- _What is asked_:
From the line containing "Extract the chart's" to the end of the data, retype every line exactly and nothing else. Drop the pictures.

- _Record list_:
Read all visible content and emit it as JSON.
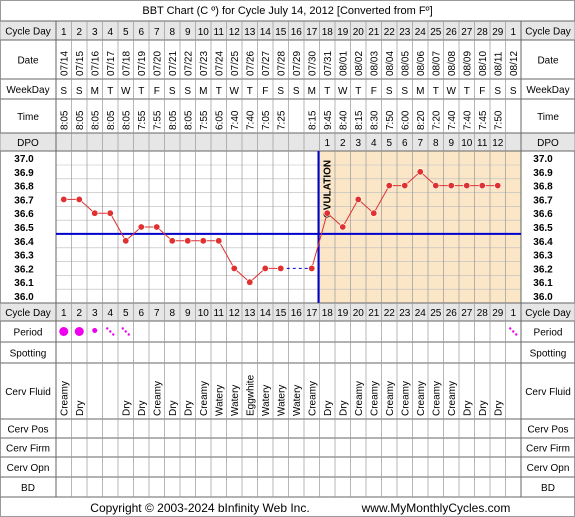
{
  "title": "BBT Chart (C º) for Cycle July 14, 2012  [Converted from Fº]",
  "copyright": "Copyright © 2003-2024 bInfinity Web Inc.",
  "site_url": "www.MyMonthlyCycles.com",
  "row_labels": {
    "cycle_day": "Cycle Day",
    "date": "Date",
    "weekday": "WeekDay",
    "time": "Time",
    "dpo": "DPO",
    "period": "Period",
    "spotting": "Spotting",
    "cerv_fluid": "Cerv Fluid",
    "cerv_pos": "Cerv Pos",
    "cerv_firm": "Cerv Firm",
    "cerv_opn": "Cerv Opn",
    "bd": "BD"
  },
  "ovulation_label": "OVULATION",
  "colors": {
    "line": "#e03030",
    "coverline": "#0000cc",
    "ovulation_line": "#0000cc",
    "luteal_fill": "#fbe7c8",
    "period_dot": "#ee00ee",
    "header_bg": "#e6e6e6",
    "frame": "#9a9a9a"
  },
  "chart_data": {
    "type": "line",
    "cycle_days": [
      "1",
      "2",
      "3",
      "4",
      "5",
      "6",
      "7",
      "8",
      "9",
      "10",
      "11",
      "12",
      "13",
      "14",
      "15",
      "16",
      "17",
      "18",
      "19",
      "20",
      "21",
      "22",
      "23",
      "24",
      "25",
      "26",
      "27",
      "28",
      "29",
      "1"
    ],
    "dates": [
      "07/14",
      "07/15",
      "07/16",
      "07/17",
      "07/18",
      "07/19",
      "07/20",
      "07/21",
      "07/22",
      "07/23",
      "07/24",
      "07/25",
      "07/26",
      "07/27",
      "07/28",
      "07/29",
      "07/30",
      "07/31",
      "08/01",
      "08/02",
      "08/03",
      "08/04",
      "08/05",
      "08/06",
      "08/07",
      "08/08",
      "08/09",
      "08/10",
      "08/11",
      "08/12"
    ],
    "weekdays": [
      "S",
      "S",
      "M",
      "T",
      "W",
      "T",
      "F",
      "S",
      "S",
      "M",
      "T",
      "W",
      "T",
      "F",
      "S",
      "S",
      "M",
      "T",
      "W",
      "T",
      "F",
      "S",
      "S",
      "M",
      "T",
      "W",
      "T",
      "F",
      "S",
      "S"
    ],
    "times": [
      "8:05",
      "8:05",
      "8:05",
      "8:05",
      "8:05",
      "7:55",
      "7:55",
      "8:05",
      "8:05",
      "7:55",
      "6:05",
      "7:40",
      "7:40",
      "7:05",
      "7:25",
      "",
      "8:15",
      "9:45",
      "8:40",
      "8:15",
      "8:30",
      "7:50",
      "6:00",
      "8:20",
      "7:20",
      "7:40",
      "7:40",
      "7:45",
      "7:50",
      ""
    ],
    "dpo": [
      "",
      "",
      "",
      "",
      "",
      "",
      "",
      "",
      "",
      "",
      "",
      "",
      "",
      "",
      "",
      "",
      "",
      "1",
      "2",
      "3",
      "4",
      "5",
      "6",
      "7",
      "8",
      "9",
      "10",
      "11",
      "12",
      ""
    ],
    "temperatures": [
      36.7,
      36.7,
      36.6,
      36.6,
      36.4,
      36.5,
      36.5,
      36.4,
      36.4,
      36.4,
      36.4,
      36.2,
      36.1,
      36.2,
      36.2,
      null,
      36.2,
      36.6,
      36.5,
      36.7,
      36.6,
      36.8,
      36.8,
      36.9,
      36.8,
      36.8,
      36.8,
      36.8,
      36.8,
      null
    ],
    "interpolated_segment": {
      "from_day_index": 14,
      "to_day_index": 16,
      "value": 36.2
    },
    "y_ticks": [
      "37.0",
      "36.9",
      "36.8",
      "36.7",
      "36.6",
      "36.5",
      "36.4",
      "36.3",
      "36.2",
      "36.1",
      "36.0"
    ],
    "ylim": [
      36.0,
      37.0
    ],
    "coverline": 36.45,
    "ovulation_day_index": 16,
    "period": [
      "heavy",
      "heavy",
      "medium",
      "light",
      "light",
      "",
      "",
      "",
      "",
      "",
      "",
      "",
      "",
      "",
      "",
      "",
      "",
      "",
      "",
      "",
      "",
      "",
      "",
      "",
      "",
      "",
      "",
      "",
      "",
      "light"
    ],
    "cerv_fluid": [
      "Creamy",
      "Dry",
      "",
      "",
      "Dry",
      "Dry",
      "Creamy",
      "Dry",
      "Dry",
      "Creamy",
      "Watery",
      "Watery",
      "Eggwhite",
      "Watery",
      "Watery",
      "Watery",
      "Creamy",
      "Dry",
      "Dry",
      "Creamy",
      "Creamy",
      "Creamy",
      "Creamy",
      "Creamy",
      "Creamy",
      "Creamy",
      "Dry",
      "Dry",
      "Dry",
      ""
    ]
  }
}
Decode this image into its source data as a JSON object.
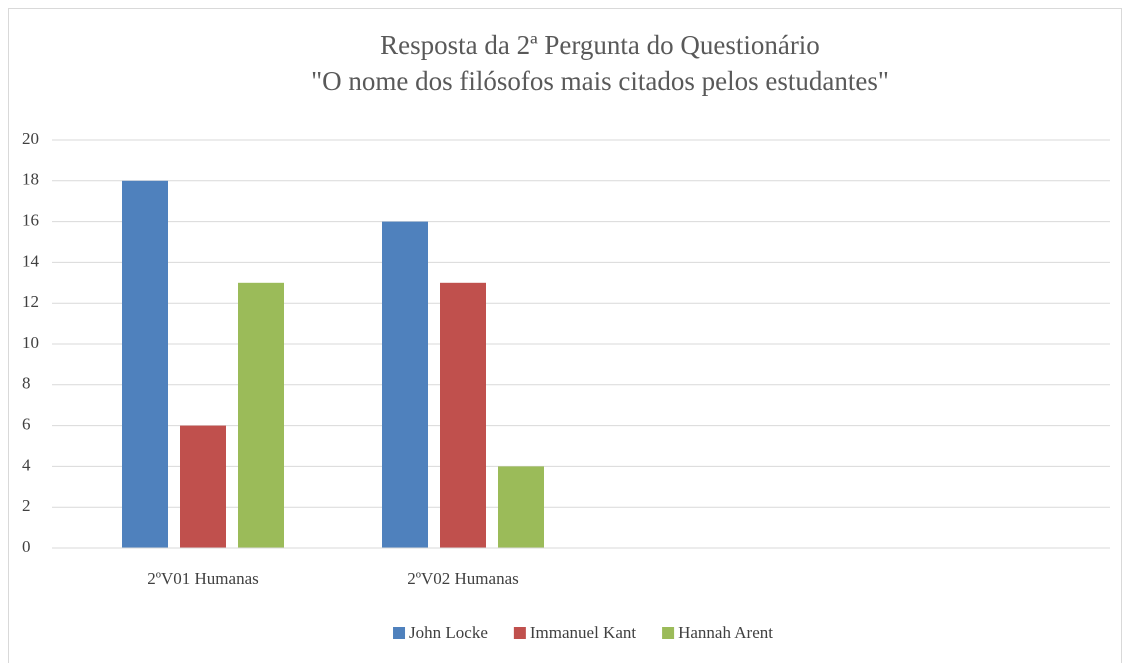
{
  "chart_data": {
    "type": "bar",
    "title": "Resposta da 2ª Pergunta do Questionário",
    "subtitle": "\"O nome dos filósofos mais citados pelos estudantes\"",
    "categories": [
      "2ºV01 Humanas",
      "2ºV02 Humanas",
      null,
      null
    ],
    "series": [
      {
        "name": "John Locke",
        "color": "#4f81bd",
        "values": [
          18,
          16,
          null,
          null
        ]
      },
      {
        "name": "Immanuel Kant",
        "color": "#c0504d",
        "values": [
          6,
          13,
          null,
          null
        ]
      },
      {
        "name": "Hannah Arent",
        "color": "#9bbb59",
        "values": [
          13,
          4,
          null,
          null
        ]
      }
    ],
    "ylim": [
      0,
      20
    ],
    "yticks": [
      0,
      2,
      4,
      6,
      8,
      10,
      12,
      14,
      16,
      18,
      20
    ],
    "grid": true,
    "legend": "bottom"
  }
}
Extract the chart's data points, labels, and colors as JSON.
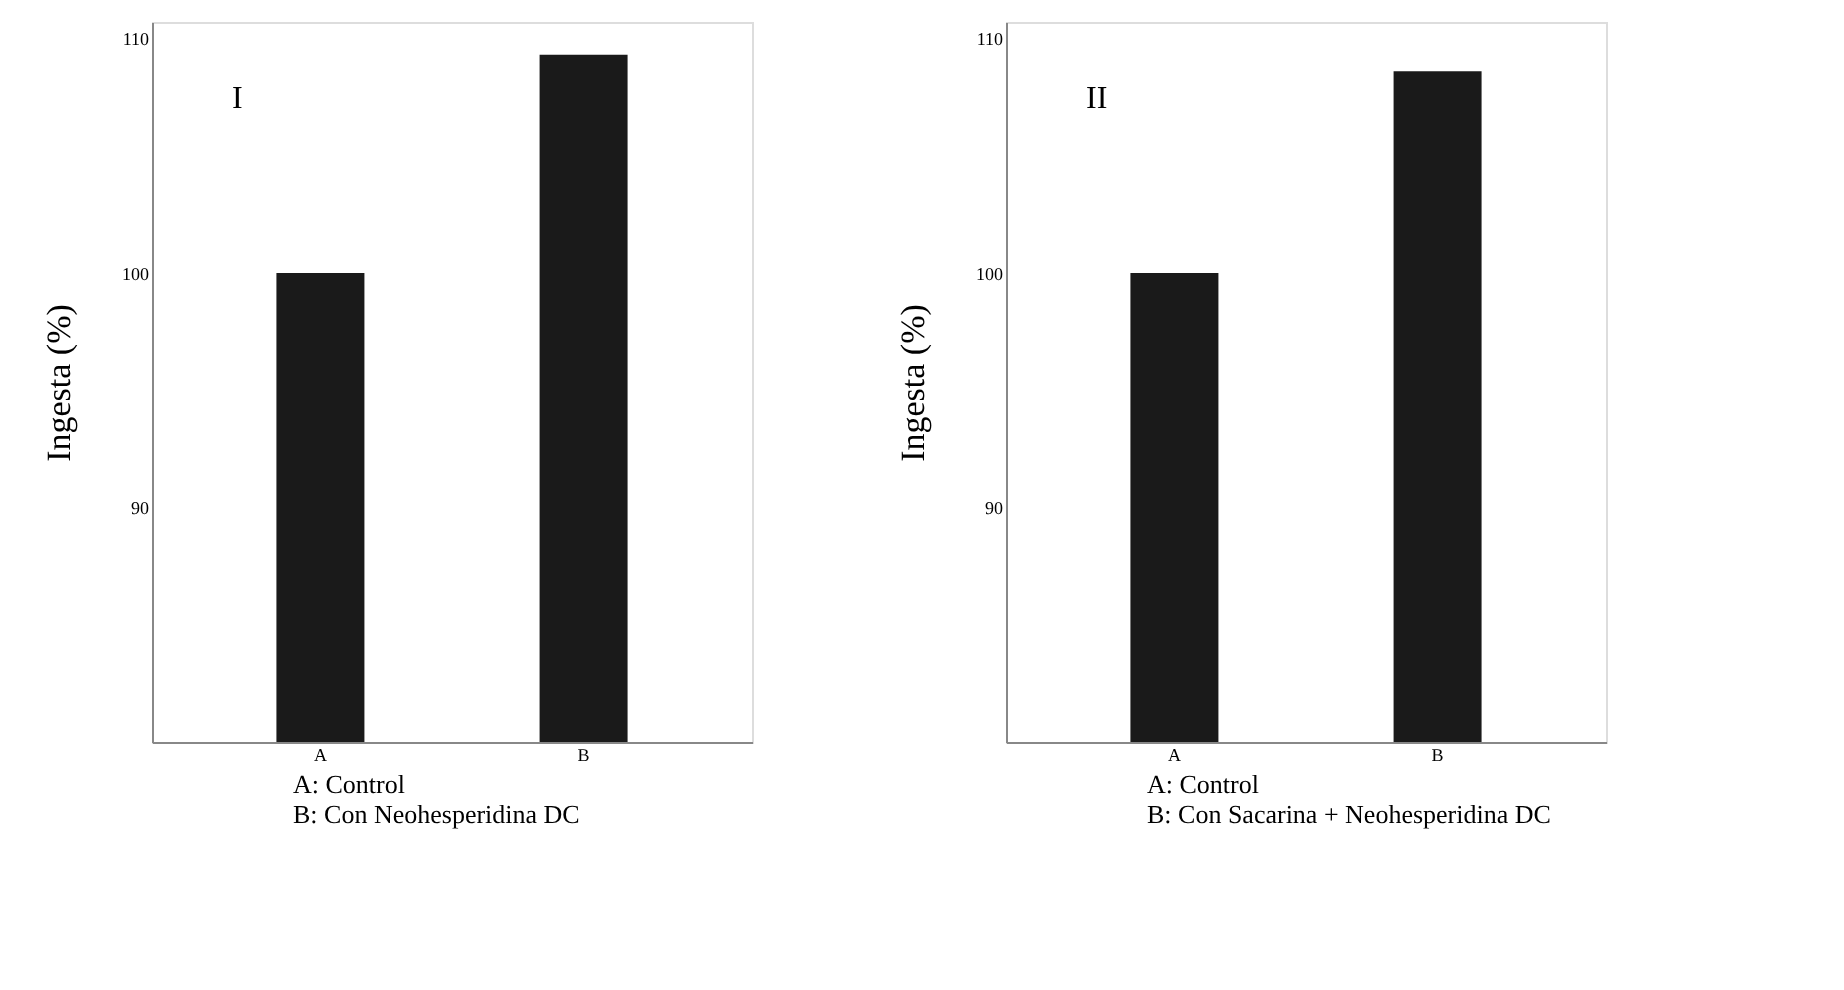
{
  "chart_data": [
    {
      "type": "bar",
      "categories": [
        "A",
        "B"
      ],
      "values": [
        100,
        109.3
      ],
      "color": "#1a1a1a",
      "ylabel": "Ingesta (%)",
      "ylim": [
        80,
        110.7
      ],
      "yticks": [
        90,
        100,
        110
      ],
      "grid": false,
      "annotations": [
        "I",
        "A: Control",
        "B: Con Neohesperidina DC"
      ]
    },
    {
      "type": "bar",
      "categories": [
        "A",
        "B"
      ],
      "values": [
        100,
        108.6
      ],
      "color": "#1a1a1a",
      "ylabel": "Ingesta (%)",
      "ylim": [
        80,
        110.7
      ],
      "yticks": [
        90,
        100,
        110
      ],
      "grid": false,
      "annotations": [
        "II",
        "A: Control",
        "B: Con Sacarina + Neohesperidina DC"
      ]
    }
  ]
}
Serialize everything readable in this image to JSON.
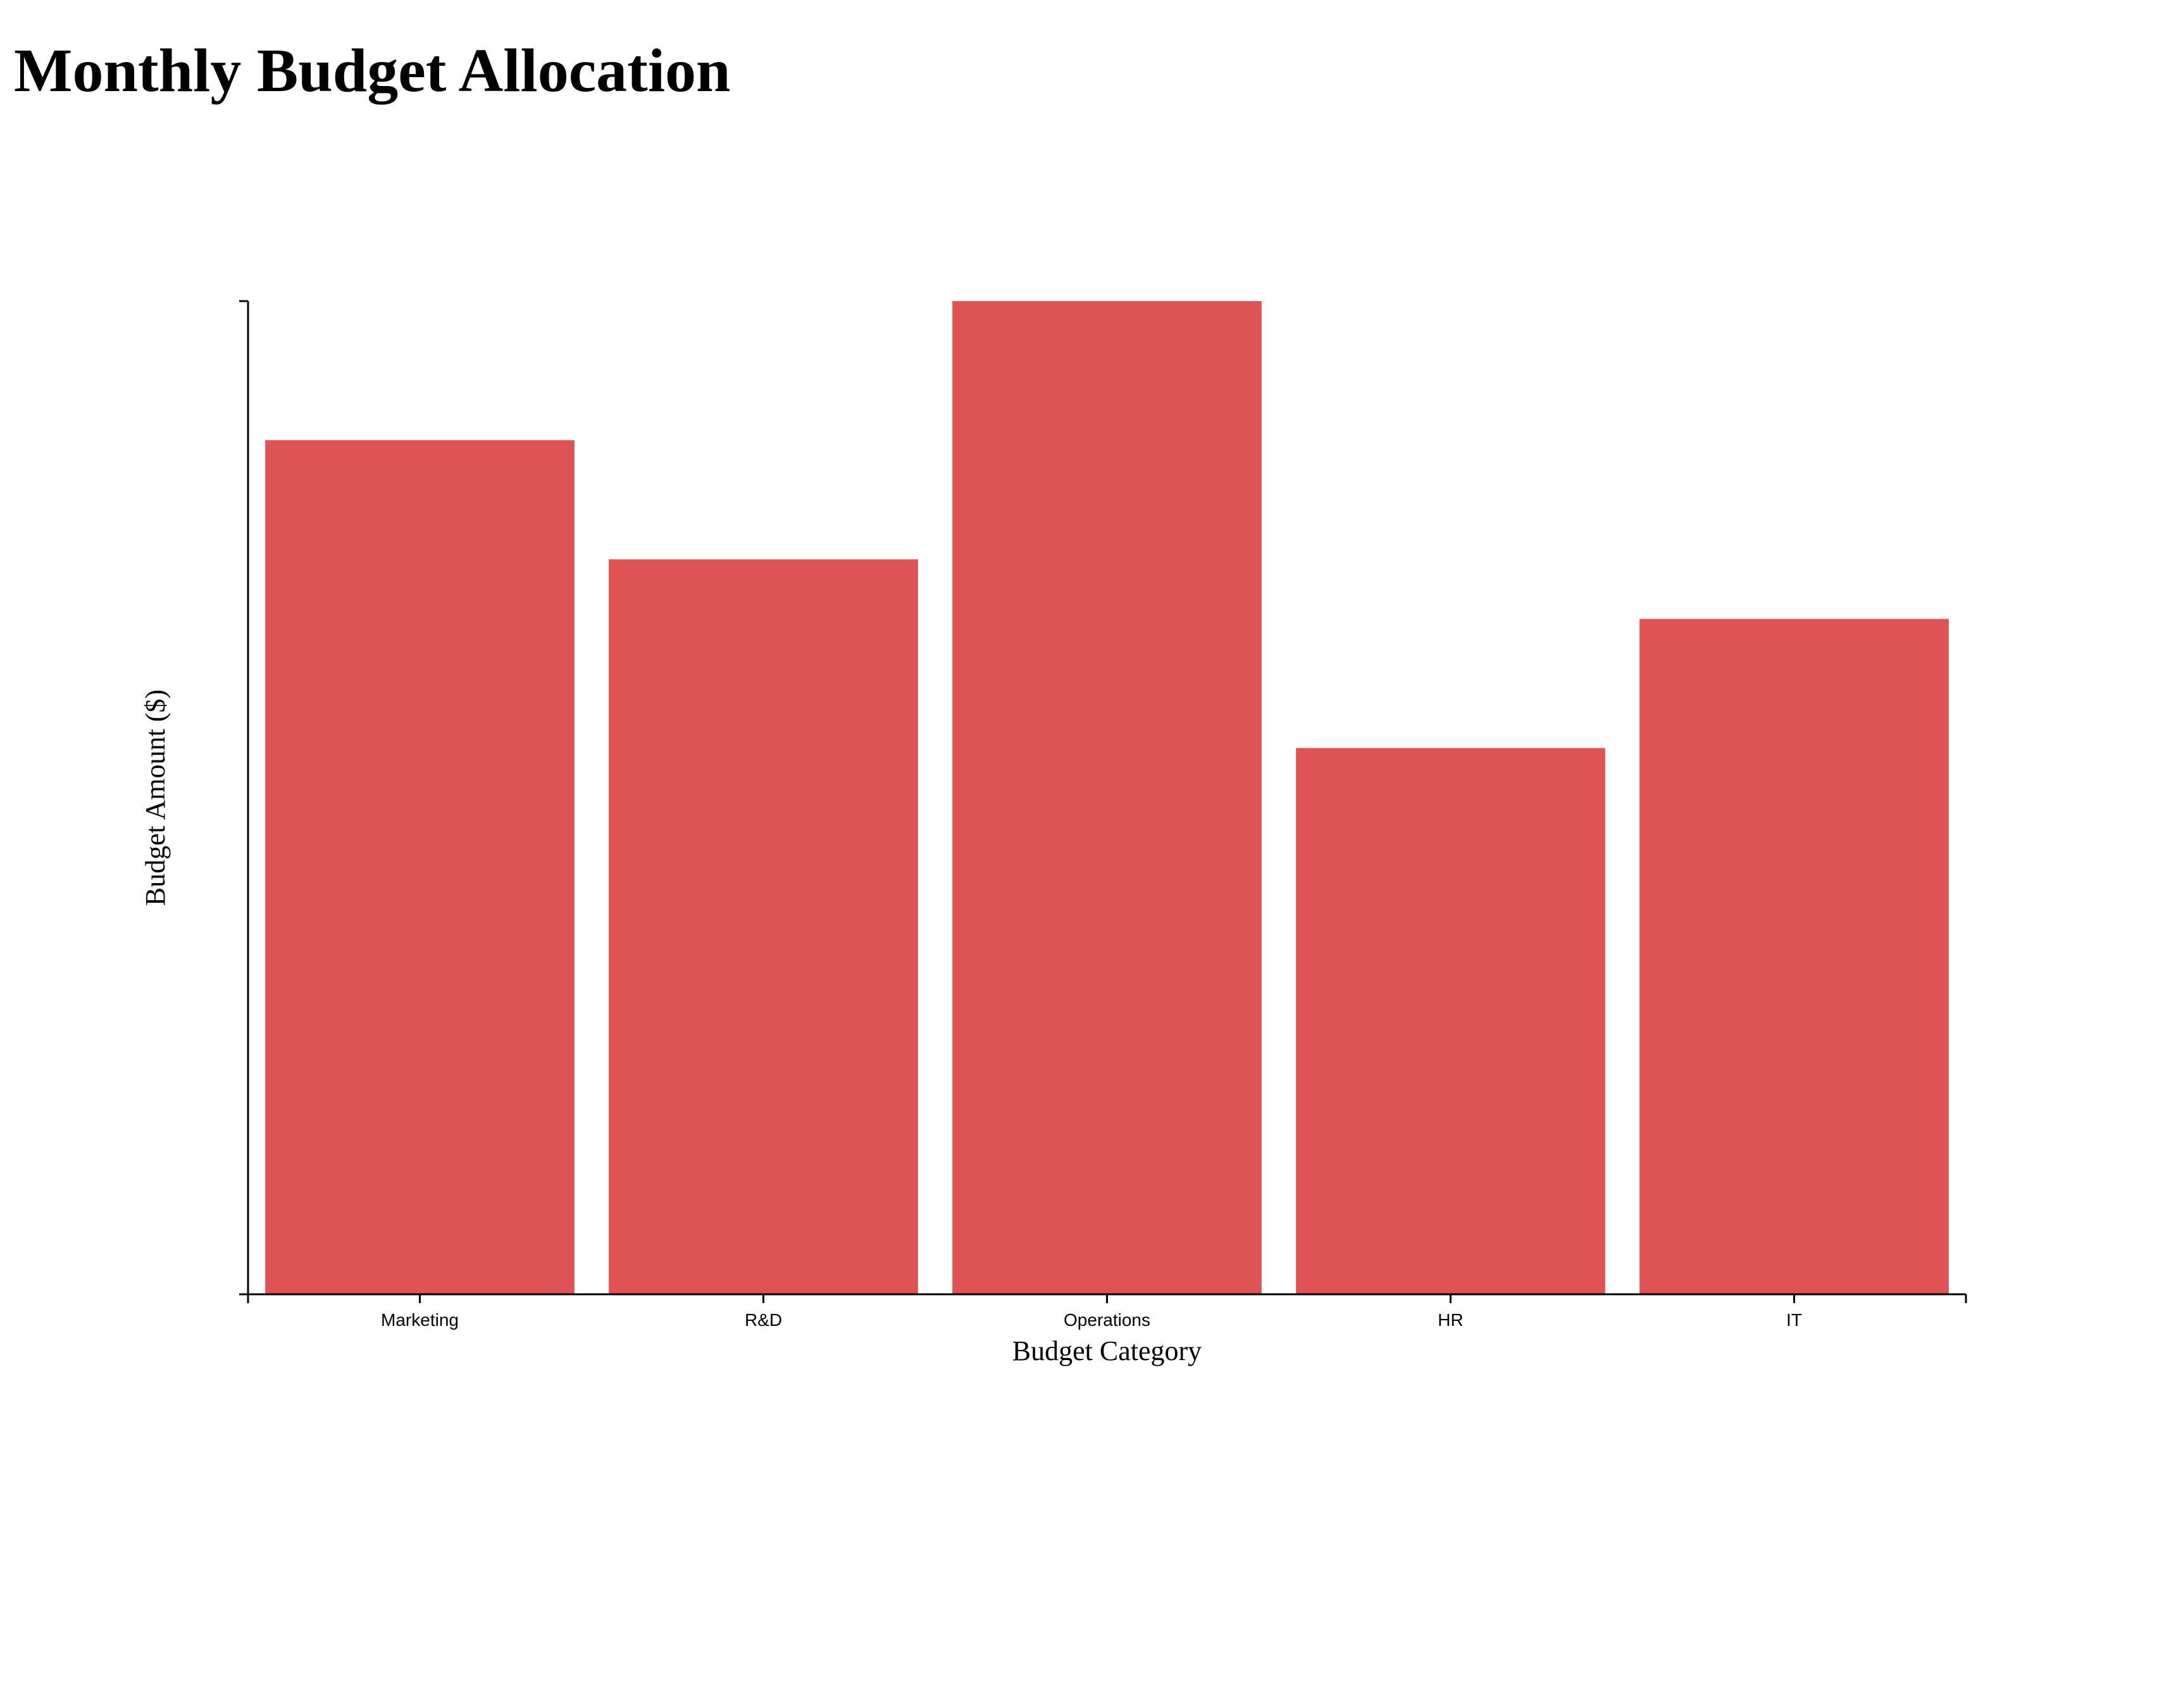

- _Response_:
Extract the chart's data points, labels, and colors as JSON.
{
  "chart_data": [
    {
      "type": "bar",
      "categories": [
        "A",
        "B"
      ],
      "values": [
        100,
        109.3
      ],
      "color": "#1a1a1a",
      "ylabel": "Ingesta (%)",
      "ylim": [
        80,
        110.7
      ],
      "yticks": [
        90,
        100,
        110
      ],
      "grid": false,
      "annotations": [
        "I",
        "A: Control",
        "B: Con Neohesperidina DC"
      ]
    },
    {
      "type": "bar",
      "categories": [
        "A",
        "B"
      ],
      "values": [
        100,
        108.6
      ],
      "color": "#1a1a1a",
      "ylabel": "Ingesta (%)",
      "ylim": [
        80,
        110.7
      ],
      "yticks": [
        90,
        100,
        110
      ],
      "grid": false,
      "annotations": [
        "II",
        "A: Control",
        "B: Con Sacarina + Neohesperidina DC"
      ]
    }
  ]
}
Serialize everything readable in this image to JSON.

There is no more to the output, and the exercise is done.